- **The exercise**
Look through the material below. Copy every line with the string "jednací" in it.

Collected data entries
_ _ _ _ _

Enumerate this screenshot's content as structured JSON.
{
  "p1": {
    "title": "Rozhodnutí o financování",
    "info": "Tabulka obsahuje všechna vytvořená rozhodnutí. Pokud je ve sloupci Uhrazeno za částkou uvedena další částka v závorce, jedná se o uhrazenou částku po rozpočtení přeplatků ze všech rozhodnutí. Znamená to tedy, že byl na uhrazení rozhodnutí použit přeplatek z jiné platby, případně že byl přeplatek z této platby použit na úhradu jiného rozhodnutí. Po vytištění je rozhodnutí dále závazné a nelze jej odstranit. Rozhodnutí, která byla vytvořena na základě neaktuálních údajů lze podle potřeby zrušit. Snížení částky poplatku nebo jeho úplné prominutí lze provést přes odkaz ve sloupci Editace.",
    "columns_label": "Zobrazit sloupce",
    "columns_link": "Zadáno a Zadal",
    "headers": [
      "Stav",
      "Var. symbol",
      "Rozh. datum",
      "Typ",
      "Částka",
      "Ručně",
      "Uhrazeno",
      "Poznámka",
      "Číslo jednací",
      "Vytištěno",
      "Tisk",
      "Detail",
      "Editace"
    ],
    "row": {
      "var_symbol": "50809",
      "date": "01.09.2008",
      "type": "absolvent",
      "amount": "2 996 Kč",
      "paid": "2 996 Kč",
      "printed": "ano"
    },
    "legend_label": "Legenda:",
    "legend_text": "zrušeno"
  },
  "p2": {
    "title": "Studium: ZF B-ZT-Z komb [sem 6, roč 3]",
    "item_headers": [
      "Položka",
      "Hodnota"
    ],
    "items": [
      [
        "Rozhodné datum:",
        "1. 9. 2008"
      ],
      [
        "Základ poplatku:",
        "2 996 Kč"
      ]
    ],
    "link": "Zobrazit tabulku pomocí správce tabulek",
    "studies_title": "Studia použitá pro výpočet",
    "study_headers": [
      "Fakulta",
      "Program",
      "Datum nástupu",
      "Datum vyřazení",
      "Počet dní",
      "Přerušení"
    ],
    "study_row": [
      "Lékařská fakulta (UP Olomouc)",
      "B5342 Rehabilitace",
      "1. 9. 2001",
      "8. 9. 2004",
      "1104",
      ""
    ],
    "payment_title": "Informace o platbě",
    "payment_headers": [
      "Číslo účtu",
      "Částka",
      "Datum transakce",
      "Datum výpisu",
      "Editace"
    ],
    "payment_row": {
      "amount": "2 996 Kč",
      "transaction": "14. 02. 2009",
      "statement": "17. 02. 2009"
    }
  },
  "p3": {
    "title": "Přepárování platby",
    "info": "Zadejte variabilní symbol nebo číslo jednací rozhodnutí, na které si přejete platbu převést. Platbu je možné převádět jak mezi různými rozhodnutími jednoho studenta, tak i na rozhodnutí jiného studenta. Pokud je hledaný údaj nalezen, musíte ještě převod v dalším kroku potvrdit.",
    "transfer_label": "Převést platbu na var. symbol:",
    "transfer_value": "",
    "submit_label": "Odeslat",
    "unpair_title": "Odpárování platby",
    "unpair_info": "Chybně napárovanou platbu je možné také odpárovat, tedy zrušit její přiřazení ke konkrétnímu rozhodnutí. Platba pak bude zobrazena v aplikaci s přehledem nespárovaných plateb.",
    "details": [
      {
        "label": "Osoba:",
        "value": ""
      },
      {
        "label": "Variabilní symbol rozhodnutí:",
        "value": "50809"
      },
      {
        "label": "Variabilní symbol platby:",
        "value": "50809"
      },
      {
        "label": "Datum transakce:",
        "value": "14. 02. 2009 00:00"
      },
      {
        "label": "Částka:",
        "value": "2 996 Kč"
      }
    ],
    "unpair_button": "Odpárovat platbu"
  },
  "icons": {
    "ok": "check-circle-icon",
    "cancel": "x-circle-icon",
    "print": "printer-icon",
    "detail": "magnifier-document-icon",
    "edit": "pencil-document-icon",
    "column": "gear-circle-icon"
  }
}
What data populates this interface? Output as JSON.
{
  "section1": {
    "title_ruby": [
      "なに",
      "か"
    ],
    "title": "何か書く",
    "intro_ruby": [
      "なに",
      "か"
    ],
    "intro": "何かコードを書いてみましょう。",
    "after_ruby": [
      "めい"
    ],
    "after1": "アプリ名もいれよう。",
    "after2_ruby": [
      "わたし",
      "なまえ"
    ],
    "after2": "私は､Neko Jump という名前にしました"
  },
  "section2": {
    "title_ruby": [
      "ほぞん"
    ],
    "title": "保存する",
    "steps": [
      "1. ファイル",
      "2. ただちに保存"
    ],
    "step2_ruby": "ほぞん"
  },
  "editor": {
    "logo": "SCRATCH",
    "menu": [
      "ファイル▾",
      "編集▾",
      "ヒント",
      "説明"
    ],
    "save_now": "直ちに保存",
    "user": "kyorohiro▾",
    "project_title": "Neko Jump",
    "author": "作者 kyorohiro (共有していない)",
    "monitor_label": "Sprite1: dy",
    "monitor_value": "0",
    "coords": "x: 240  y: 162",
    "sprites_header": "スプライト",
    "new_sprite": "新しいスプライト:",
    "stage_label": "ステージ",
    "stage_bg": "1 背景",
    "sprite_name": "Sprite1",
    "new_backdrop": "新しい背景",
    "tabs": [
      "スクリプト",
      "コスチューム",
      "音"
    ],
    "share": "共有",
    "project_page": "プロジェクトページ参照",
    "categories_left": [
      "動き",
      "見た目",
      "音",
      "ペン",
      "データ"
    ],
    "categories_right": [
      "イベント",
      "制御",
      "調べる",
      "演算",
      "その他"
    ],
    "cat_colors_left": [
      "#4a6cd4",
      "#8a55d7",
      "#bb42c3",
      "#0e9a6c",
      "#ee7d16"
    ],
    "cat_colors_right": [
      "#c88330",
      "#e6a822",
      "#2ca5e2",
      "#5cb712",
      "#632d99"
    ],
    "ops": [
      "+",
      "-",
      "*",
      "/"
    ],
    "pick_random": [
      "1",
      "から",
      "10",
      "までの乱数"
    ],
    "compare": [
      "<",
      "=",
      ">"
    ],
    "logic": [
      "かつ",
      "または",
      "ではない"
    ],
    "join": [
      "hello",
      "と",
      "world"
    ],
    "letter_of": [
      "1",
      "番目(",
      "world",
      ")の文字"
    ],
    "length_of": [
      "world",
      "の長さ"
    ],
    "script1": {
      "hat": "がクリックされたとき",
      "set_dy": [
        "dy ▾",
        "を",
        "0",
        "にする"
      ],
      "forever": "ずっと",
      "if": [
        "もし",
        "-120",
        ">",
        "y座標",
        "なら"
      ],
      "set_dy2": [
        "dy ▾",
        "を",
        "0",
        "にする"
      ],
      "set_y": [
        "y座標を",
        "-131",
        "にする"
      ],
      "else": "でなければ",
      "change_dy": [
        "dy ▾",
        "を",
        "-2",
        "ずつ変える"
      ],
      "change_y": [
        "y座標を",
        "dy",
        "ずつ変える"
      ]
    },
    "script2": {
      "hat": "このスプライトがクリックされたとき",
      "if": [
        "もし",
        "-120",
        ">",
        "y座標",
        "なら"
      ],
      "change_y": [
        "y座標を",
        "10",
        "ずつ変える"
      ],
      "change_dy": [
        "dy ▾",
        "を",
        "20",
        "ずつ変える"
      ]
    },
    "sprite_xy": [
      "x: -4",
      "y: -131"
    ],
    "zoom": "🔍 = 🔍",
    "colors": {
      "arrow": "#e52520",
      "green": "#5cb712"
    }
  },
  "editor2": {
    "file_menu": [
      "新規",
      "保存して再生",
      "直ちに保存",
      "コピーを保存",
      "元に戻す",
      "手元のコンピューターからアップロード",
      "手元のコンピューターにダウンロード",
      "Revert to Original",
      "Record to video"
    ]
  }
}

_ _ _ _ _

- **Exercise answer**
      "Číslo jednací",
    "info": "Zadejte variabilní symbol nebo číslo jednací rozhodnutí, na které si přejete platbu převést. Platbu je možné převádět jak mezi různými rozhodnutími jednoho studenta, tak i na rozhodnutí jiného studenta. Pokud je hledaný údaj nalezen, musíte ještě převod v dalším kroku potvrdit.",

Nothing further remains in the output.